*Exercise directions:*
In the records that follow, show each line where the word "screenshot" is present.

Dataset entries:
——————————

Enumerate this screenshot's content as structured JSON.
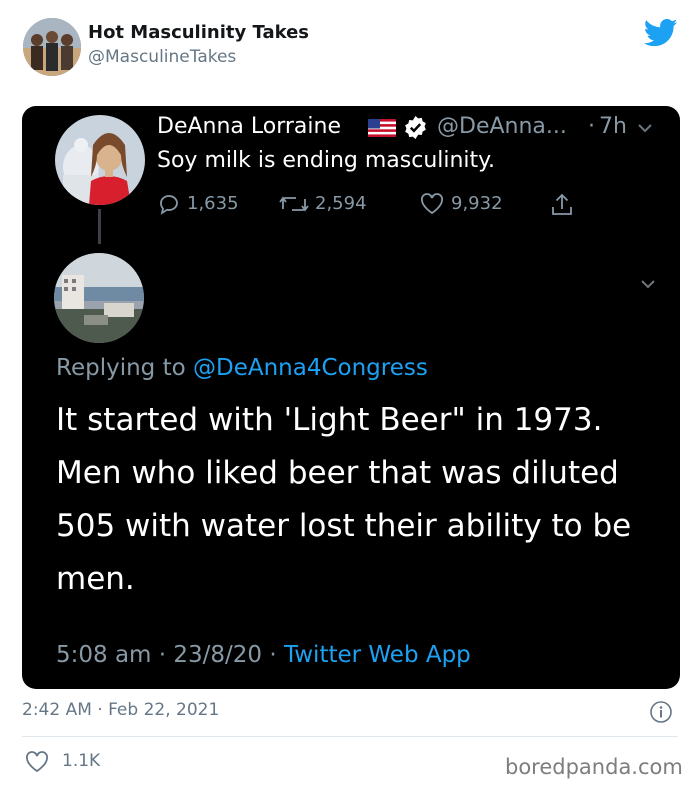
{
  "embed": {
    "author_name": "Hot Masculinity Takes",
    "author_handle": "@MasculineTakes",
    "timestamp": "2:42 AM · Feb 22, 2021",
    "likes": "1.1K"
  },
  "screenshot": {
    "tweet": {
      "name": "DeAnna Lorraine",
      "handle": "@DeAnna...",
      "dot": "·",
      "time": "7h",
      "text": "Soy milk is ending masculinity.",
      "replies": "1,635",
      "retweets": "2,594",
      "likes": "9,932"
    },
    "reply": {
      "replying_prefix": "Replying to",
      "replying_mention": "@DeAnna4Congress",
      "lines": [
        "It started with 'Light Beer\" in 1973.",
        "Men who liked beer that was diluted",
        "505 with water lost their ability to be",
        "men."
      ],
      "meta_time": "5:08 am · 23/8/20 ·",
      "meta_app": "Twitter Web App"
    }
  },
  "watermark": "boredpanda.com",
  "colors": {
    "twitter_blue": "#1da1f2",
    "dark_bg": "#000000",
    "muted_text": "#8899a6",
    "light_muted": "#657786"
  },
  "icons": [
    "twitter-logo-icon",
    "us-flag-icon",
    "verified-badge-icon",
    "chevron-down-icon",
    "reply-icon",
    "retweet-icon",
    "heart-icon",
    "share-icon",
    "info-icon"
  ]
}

——————————

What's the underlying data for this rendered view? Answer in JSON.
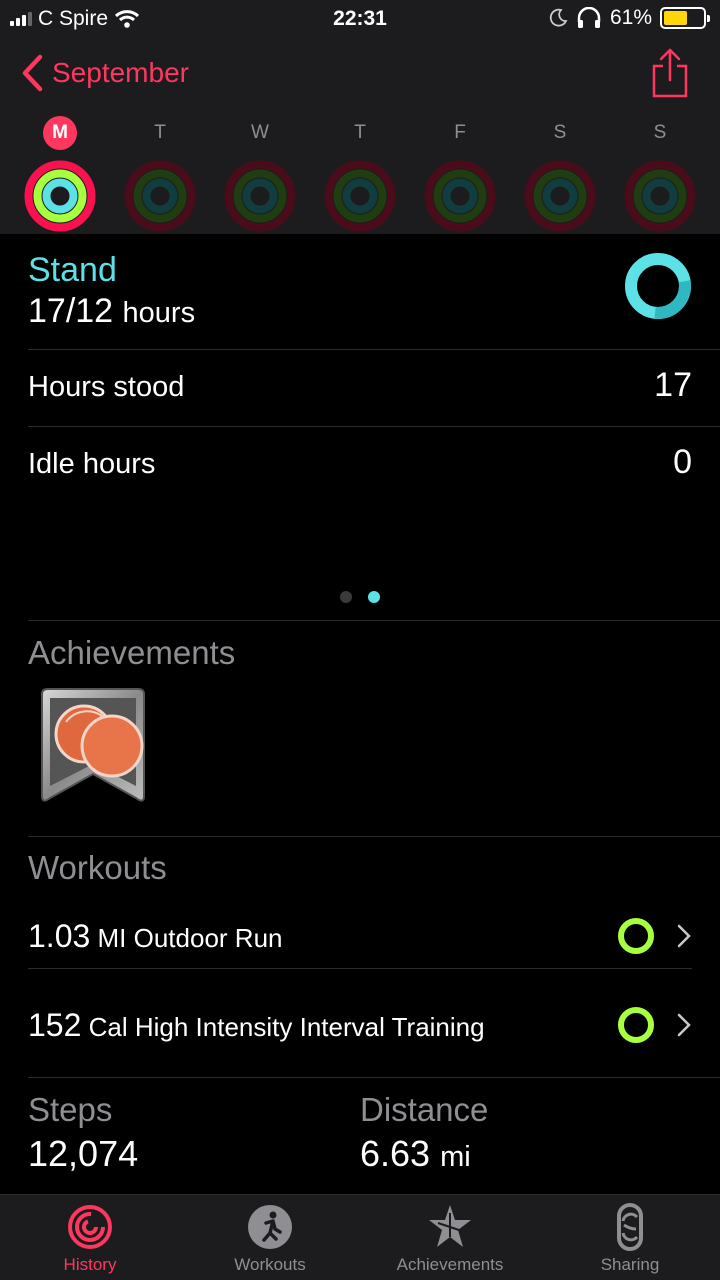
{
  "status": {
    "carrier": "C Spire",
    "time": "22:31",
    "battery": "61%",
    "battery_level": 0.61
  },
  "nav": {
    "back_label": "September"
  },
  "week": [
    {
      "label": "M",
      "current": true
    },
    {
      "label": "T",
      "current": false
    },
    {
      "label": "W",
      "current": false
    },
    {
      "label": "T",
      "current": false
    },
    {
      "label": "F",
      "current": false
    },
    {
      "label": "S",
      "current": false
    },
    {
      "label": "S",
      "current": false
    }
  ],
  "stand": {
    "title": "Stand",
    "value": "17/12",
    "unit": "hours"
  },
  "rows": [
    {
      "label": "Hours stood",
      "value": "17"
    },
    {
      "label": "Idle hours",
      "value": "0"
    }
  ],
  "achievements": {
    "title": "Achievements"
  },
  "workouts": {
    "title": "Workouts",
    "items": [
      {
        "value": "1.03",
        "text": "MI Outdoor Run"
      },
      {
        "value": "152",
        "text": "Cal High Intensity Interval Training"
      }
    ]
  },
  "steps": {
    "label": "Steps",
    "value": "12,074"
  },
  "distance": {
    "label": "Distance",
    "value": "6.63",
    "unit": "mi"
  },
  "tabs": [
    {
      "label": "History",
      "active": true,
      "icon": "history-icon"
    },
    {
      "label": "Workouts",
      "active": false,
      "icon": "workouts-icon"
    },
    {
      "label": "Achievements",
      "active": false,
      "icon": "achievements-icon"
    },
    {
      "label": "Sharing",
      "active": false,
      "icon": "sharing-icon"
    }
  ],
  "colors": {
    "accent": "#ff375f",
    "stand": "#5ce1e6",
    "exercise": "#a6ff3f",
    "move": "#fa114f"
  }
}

——————————

*Finished exercise:*
Enumerate this screenshot's content as structured JSON.
  "screenshot": {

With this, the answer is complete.